## Records shown
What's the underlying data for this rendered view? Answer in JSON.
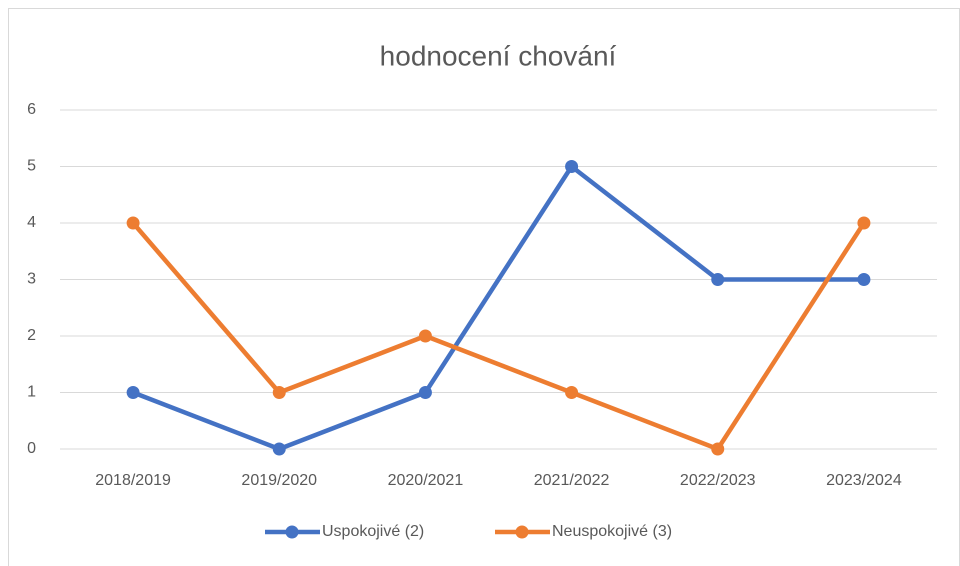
{
  "chart_data": {
    "type": "line",
    "title": "hodnocení chování",
    "categories": [
      "2018/2019",
      "2019/2020",
      "2020/2021",
      "2021/2022",
      "2022/2023",
      "2023/2024"
    ],
    "series": [
      {
        "name": "Uspokojivé (2)",
        "color": "#4472c4",
        "values": [
          1,
          0,
          1,
          5,
          3,
          3
        ]
      },
      {
        "name": "Neuspokojivé (3)",
        "color": "#ed7d31",
        "values": [
          4,
          1,
          2,
          1,
          0,
          4
        ]
      }
    ],
    "ylim": [
      0,
      6
    ],
    "yticks": [
      0,
      1,
      2,
      3,
      4,
      5,
      6
    ],
    "grid": true,
    "legend": "bottom"
  }
}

## Problem to solve
Retype all the records shown above, character for character. Omit every picture.

## Expected answer
What's the underlying data for this rendered view? Answer in JSON.
{
  "chart_data": {
    "type": "line",
    "title": "hodnocení chování",
    "categories": [
      "2018/2019",
      "2019/2020",
      "2020/2021",
      "2021/2022",
      "2022/2023",
      "2023/2024"
    ],
    "series": [
      {
        "name": "Uspokojivé (2)",
        "color": "#4472c4",
        "values": [
          1,
          0,
          1,
          5,
          3,
          3
        ]
      },
      {
        "name": "Neuspokojivé (3)",
        "color": "#ed7d31",
        "values": [
          4,
          1,
          2,
          1,
          0,
          4
        ]
      }
    ],
    "ylim": [
      0,
      6
    ],
    "yticks": [
      0,
      1,
      2,
      3,
      4,
      5,
      6
    ],
    "grid": true,
    "legend": "bottom"
  }
}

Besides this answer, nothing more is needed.